■ **Exercise aim**
Retype the records below exactly as they appear, but leave out any pictures.

[Records that describe figures]
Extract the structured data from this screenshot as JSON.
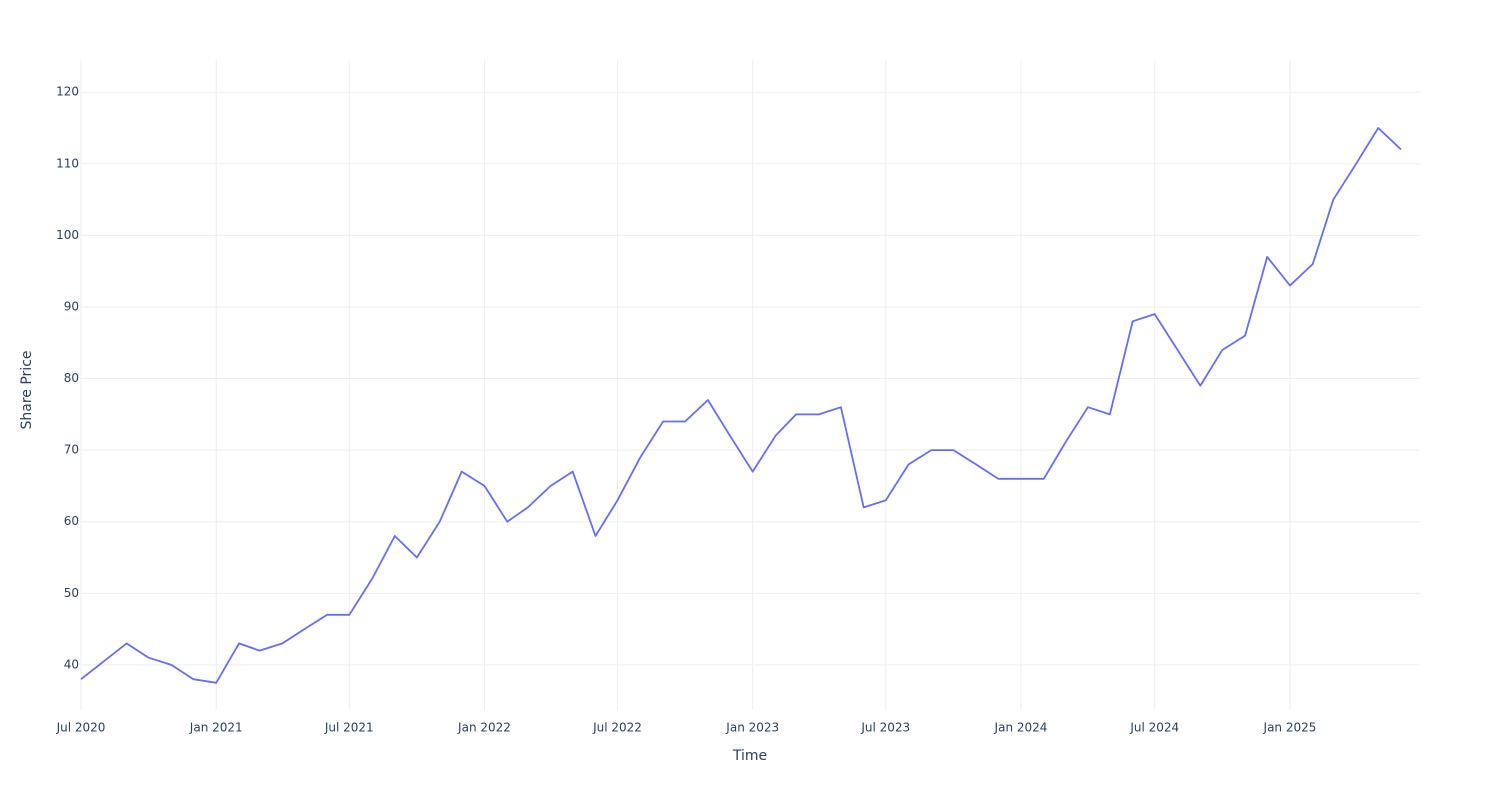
{
  "chart_data": {
    "type": "line",
    "x_label": "Time",
    "y_label": "Share Price",
    "x": [
      "2020-07",
      "2020-08",
      "2020-09",
      "2020-10",
      "2020-11",
      "2020-12",
      "2021-01",
      "2021-02",
      "2021-03",
      "2021-04",
      "2021-05",
      "2021-06",
      "2021-07",
      "2021-08",
      "2021-09",
      "2021-10",
      "2021-11",
      "2021-12",
      "2022-01",
      "2022-02",
      "2022-03",
      "2022-04",
      "2022-05",
      "2022-06",
      "2022-07",
      "2022-08",
      "2022-09",
      "2022-10",
      "2022-11",
      "2022-12",
      "2023-01",
      "2023-02",
      "2023-03",
      "2023-04",
      "2023-05",
      "2023-06",
      "2023-07",
      "2023-08",
      "2023-09",
      "2023-10",
      "2023-11",
      "2023-12",
      "2024-01",
      "2024-02",
      "2024-03",
      "2024-04",
      "2024-05",
      "2024-06",
      "2024-07",
      "2024-08",
      "2024-09",
      "2024-10",
      "2024-11",
      "2024-12",
      "2025-01",
      "2025-02",
      "2025-03",
      "2025-04",
      "2025-05",
      "2025-06"
    ],
    "series": [
      {
        "color": "#636efa",
        "values": [
          38,
          40.5,
          43,
          41,
          40,
          38,
          37.5,
          43,
          42,
          43,
          45,
          47,
          47,
          52,
          58,
          55,
          60,
          67,
          65,
          60,
          62,
          65,
          67,
          58,
          63,
          69,
          74,
          74,
          77,
          72,
          67,
          72,
          75,
          75,
          76,
          62,
          63,
          68,
          70,
          70,
          68,
          66,
          66,
          66,
          71,
          76,
          75,
          88,
          89,
          84,
          79,
          84,
          86,
          97,
          93,
          96,
          105,
          110,
          115,
          112
        ]
      }
    ],
    "xlim": [
      "2020-07",
      "2025-07"
    ],
    "xticks": [
      {
        "value": "2020-07",
        "label": "Jul 2020"
      },
      {
        "value": "2021-01",
        "label": "Jan 2021"
      },
      {
        "value": "2021-07",
        "label": "Jul 2021"
      },
      {
        "value": "2022-01",
        "label": "Jan 2022"
      },
      {
        "value": "2022-07",
        "label": "Jul 2022"
      },
      {
        "value": "2023-01",
        "label": "Jan 2023"
      },
      {
        "value": "2023-07",
        "label": "Jul 2023"
      },
      {
        "value": "2024-01",
        "label": "Jan 2024"
      },
      {
        "value": "2024-07",
        "label": "Jul 2024"
      },
      {
        "value": "2025-01",
        "label": "Jan 2025"
      }
    ],
    "ylim": [
      33.7,
      124.5
    ],
    "yticks": [
      40,
      50,
      60,
      70,
      80,
      90,
      100,
      110,
      120
    ],
    "grid": true
  }
}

■ **The result**
Extract the structured data from this screenshot as JSON.
{
  "chart_data": {
    "type": "line",
    "x_label": "Time",
    "y_label": "Share Price",
    "x": [
      "2020-07",
      "2020-08",
      "2020-09",
      "2020-10",
      "2020-11",
      "2020-12",
      "2021-01",
      "2021-02",
      "2021-03",
      "2021-04",
      "2021-05",
      "2021-06",
      "2021-07",
      "2021-08",
      "2021-09",
      "2021-10",
      "2021-11",
      "2021-12",
      "2022-01",
      "2022-02",
      "2022-03",
      "2022-04",
      "2022-05",
      "2022-06",
      "2022-07",
      "2022-08",
      "2022-09",
      "2022-10",
      "2022-11",
      "2022-12",
      "2023-01",
      "2023-02",
      "2023-03",
      "2023-04",
      "2023-05",
      "2023-06",
      "2023-07",
      "2023-08",
      "2023-09",
      "2023-10",
      "2023-11",
      "2023-12",
      "2024-01",
      "2024-02",
      "2024-03",
      "2024-04",
      "2024-05",
      "2024-06",
      "2024-07",
      "2024-08",
      "2024-09",
      "2024-10",
      "2024-11",
      "2024-12",
      "2025-01",
      "2025-02",
      "2025-03",
      "2025-04",
      "2025-05",
      "2025-06"
    ],
    "series": [
      {
        "color": "#636efa",
        "values": [
          38,
          40.5,
          43,
          41,
          40,
          38,
          37.5,
          43,
          42,
          43,
          45,
          47,
          47,
          52,
          58,
          55,
          60,
          67,
          65,
          60,
          62,
          65,
          67,
          58,
          63,
          69,
          74,
          74,
          77,
          72,
          67,
          72,
          75,
          75,
          76,
          62,
          63,
          68,
          70,
          70,
          68,
          66,
          66,
          66,
          71,
          76,
          75,
          88,
          89,
          84,
          79,
          84,
          86,
          97,
          93,
          96,
          105,
          110,
          115,
          112
        ]
      }
    ],
    "xlim": [
      "2020-07",
      "2025-07"
    ],
    "xticks": [
      {
        "value": "2020-07",
        "label": "Jul 2020"
      },
      {
        "value": "2021-01",
        "label": "Jan 2021"
      },
      {
        "value": "2021-07",
        "label": "Jul 2021"
      },
      {
        "value": "2022-01",
        "label": "Jan 2022"
      },
      {
        "value": "2022-07",
        "label": "Jul 2022"
      },
      {
        "value": "2023-01",
        "label": "Jan 2023"
      },
      {
        "value": "2023-07",
        "label": "Jul 2023"
      },
      {
        "value": "2024-01",
        "label": "Jan 2024"
      },
      {
        "value": "2024-07",
        "label": "Jul 2024"
      },
      {
        "value": "2025-01",
        "label": "Jan 2025"
      }
    ],
    "ylim": [
      33.7,
      124.5
    ],
    "yticks": [
      40,
      50,
      60,
      70,
      80,
      90,
      100,
      110,
      120
    ],
    "grid": true
  }
}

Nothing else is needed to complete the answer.